### To be done
Copy the rows below word for word, without the pictures.

### Record set
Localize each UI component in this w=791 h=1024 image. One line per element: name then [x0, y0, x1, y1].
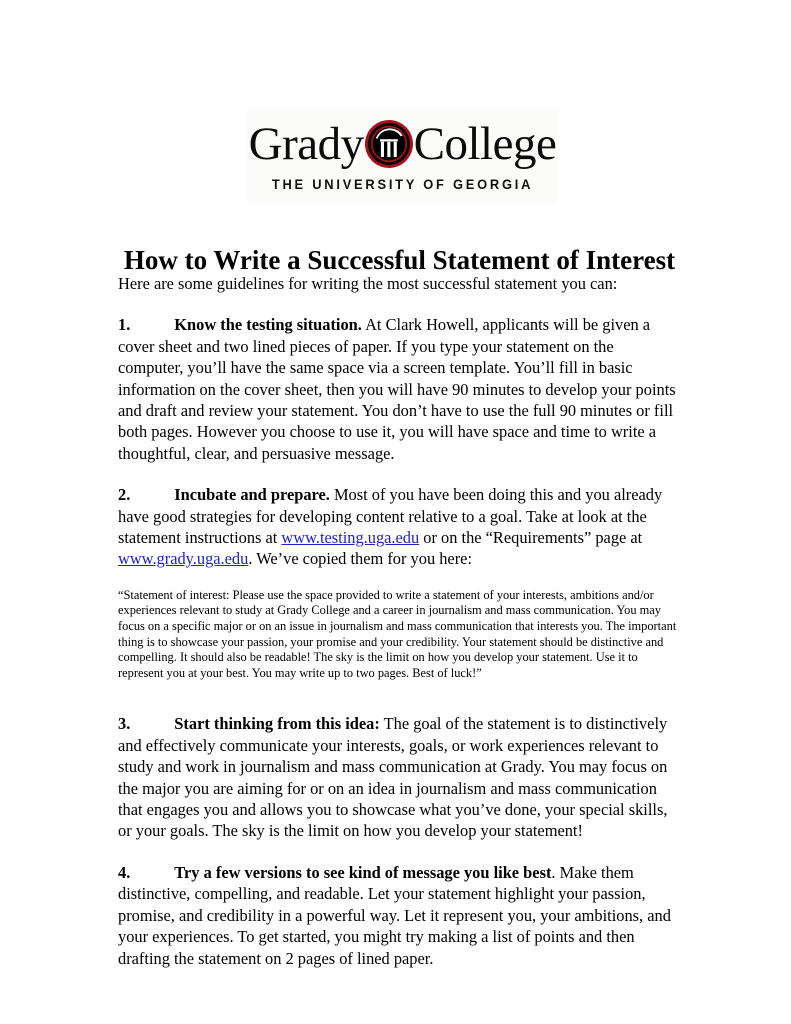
link-grady-uga-edu[interactable]: www.grady.uga.edu: [118, 549, 249, 569]
paragraph-3-body: The goal of the statement is to distinctively and effectively communicate your interests, goals, or work experiences relevant to study and work in journalism and mass communication at Grady. You may focus on the major you are aiming for or on an idea in journalism and mass communication that engages you and allows you to showcase what you’ve done, your special skills, or your goals. The sky is the limit on how you develop your statement!: [118, 714, 668, 841]
intro-text: Here are some guidelines for writing the most successful statement you can:: [118, 274, 618, 293]
paragraph-3-number: 3.: [118, 714, 131, 734]
paragraph-1-lead: Know the testing situation.: [174, 315, 362, 335]
paragraph-1-number: 1.: [118, 315, 131, 335]
paragraph-4-number: 4.: [118, 862, 131, 882]
paragraph-3-lead: Start thinking from this idea:: [174, 714, 380, 734]
logo-word-college: College: [413, 117, 557, 170]
paragraph-1-body: At Clark Howell, applicants will be given a cover sheet and two lined pieces of paper. If you type your statement on the computer, you’ll have the same space via a screen template. You’ll fill in basic information on the cover sheet, then you will have 90 minutes to develop your points and draft and review your statement. You don’t have to use the full 90 minutes or fill both pages. However you choose to use it, you will have space and time to write a thoughtful, clear, and persuasive message.: [118, 315, 676, 463]
paragraph-2-body-before-link: Most of you have been doing this and you already have good strategies for developing content relative to a goal. Take at look at the statement instructions at: [118, 485, 663, 548]
grady-college-arch-mark-icon: [364, 119, 414, 169]
quoted-statement-block: “Statement of interest: Please use the space provided to write a statement of your interests, ambitions and/or experiences relevant to study at Grady College and a career in journalism and mass communication. You may focus on a specific major or on an issue in journalism and mass communication that interests you. The important thing is to showcase your passion, your promise and your credibility. Your statement should be distinctive and compelling. It should also be readable! The sky is the limit on how you develop your statement. Use it to represent you at your best. You may write up to two pages. Best of luck!”: [118, 587, 677, 680]
paragraph-4-lead: Try a few versions to see kind of message you like best: [174, 862, 552, 882]
paragraph-2-body-between-links: or on the “Requirements” page at: [419, 528, 643, 548]
paragraph-1: [118, 314, 682, 464]
paragraph-4-body: . Make them distinctive, compelling, and readable. Let your statement highlight your passion, promise, and credibility in a powerful way. Let it represent you, your ambitions, and your experiences. To get started, you might try making a list of points and then drafting the statement on 2 pages of lined paper.: [118, 862, 671, 968]
logo-word-grady: Grady: [248, 117, 364, 170]
logo-tagline: THE UNIVERSITY OF GEORGIA: [271, 176, 534, 192]
link-testing-uga-edu[interactable]: www.testing.uga.edu: [281, 528, 420, 548]
paragraph-2-lead: Incubate and prepare.: [174, 485, 330, 505]
logo-wordmark-row: [247, 113, 558, 175]
paragraph-2-number: 2.: [118, 485, 131, 505]
paragraph-2-body-after-link: . We’ve copied them for you here:: [248, 549, 472, 569]
intro-paragraph: [118, 273, 682, 294]
paragraph-4: [118, 862, 682, 969]
paragraph-2: [118, 484, 682, 570]
document-body: [118, 273, 682, 969]
page-title: How to Write a Successful Statement of Interest: [123, 245, 676, 276]
paragraph-3: [118, 713, 682, 841]
grady-college-logo: [247, 111, 558, 204]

### Expected answer
Localize each UI component in this w=791 h=1024 image. One line per element: name then [x0, y0, x1, y1].
link-grady-uga-edu[interactable]: www.grady.uga.edu: [118, 549, 249, 569]
paragraph-3-body: The goal of the statement is to distinctively and effectively communicate your interests, goals, or work experiences relevant to study and work in journalism and mass communication at Grady. You may focus on the major you are aiming for or on an idea in journalism and mass communication that engages you and allows you to showcase what you’ve done, your special skills, or your goals. The sky is the limit on how you develop your statement!: [118, 714, 668, 841]
intro-text: Here are some guidelines for writing the most successful statement you can:: [118, 274, 618, 293]
paragraph-3-number: 3.: [118, 714, 131, 734]
paragraph-1-lead: Know the testing situation.: [174, 315, 362, 335]
paragraph-1-number: 1.: [118, 315, 131, 335]
paragraph-4-number: 4.: [118, 862, 131, 882]
paragraph-3-lead: Start thinking from this idea:: [174, 714, 380, 734]
logo-word-college: College: [413, 117, 557, 170]
paragraph-1-body: At Clark Howell, applicants will be given a cover sheet and two lined pieces of paper. If you type your statement on the computer, you’ll have the same space via a screen template. You’ll fill in basic information on the cover sheet, then you will have 90 minutes to develop your points and draft and review your statement. You don’t have to use the full 90 minutes or fill both pages. However you choose to use it, you will have space and time to write a thoughtful, clear, and persuasive message.: [118, 315, 676, 463]
paragraph-2-body-before-link: Most of you have been doing this and you already have good strategies for developing content relative to a goal. Take at look at the statement instructions at: [118, 485, 663, 548]
grady-college-arch-mark-icon: [364, 119, 414, 169]
quoted-statement-block: “Statement of interest: Please use the space provided to write a statement of your interests, ambitions and/or experiences relevant to study at Grady College and a career in journalism and mass communication. You may focus on a specific major or on an issue in journalism and mass communication that interests you. The important thing is to showcase your passion, your promise and your credibility. Your statement should be distinctive and compelling. It should also be readable! The sky is the limit on how you develop your statement. Use it to represent you at your best. You may write up to two pages. Best of luck!”: [118, 587, 677, 680]
paragraph-4-lead: Try a few versions to see kind of message you like best: [174, 862, 552, 882]
paragraph-2-body-between-links: or on the “Requirements” page at: [419, 528, 643, 548]
paragraph-1: [118, 314, 682, 464]
paragraph-4-body: . Make them distinctive, compelling, and readable. Let your statement highlight your passion, promise, and credibility in a powerful way. Let it represent you, your ambitions, and your experiences. To get started, you might try making a list of points and then drafting the statement on 2 pages of lined paper.: [118, 862, 671, 968]
logo-word-grady: Grady: [248, 117, 364, 170]
logo-tagline: THE UNIVERSITY OF GEORGIA: [271, 176, 534, 192]
link-testing-uga-edu[interactable]: www.testing.uga.edu: [281, 528, 420, 548]
paragraph-2-lead: Incubate and prepare.: [174, 485, 330, 505]
logo-wordmark-row: [247, 113, 558, 175]
paragraph-2-number: 2.: [118, 485, 131, 505]
paragraph-2-body-after-link: . We’ve copied them for you here:: [248, 549, 472, 569]
intro-paragraph: [118, 273, 682, 294]
paragraph-4: [118, 862, 682, 969]
paragraph-2: [118, 484, 682, 570]
document-body: [118, 273, 682, 969]
page-title: How to Write a Successful Statement of Interest: [123, 245, 676, 276]
paragraph-3: [118, 713, 682, 841]
grady-college-logo: [247, 111, 558, 204]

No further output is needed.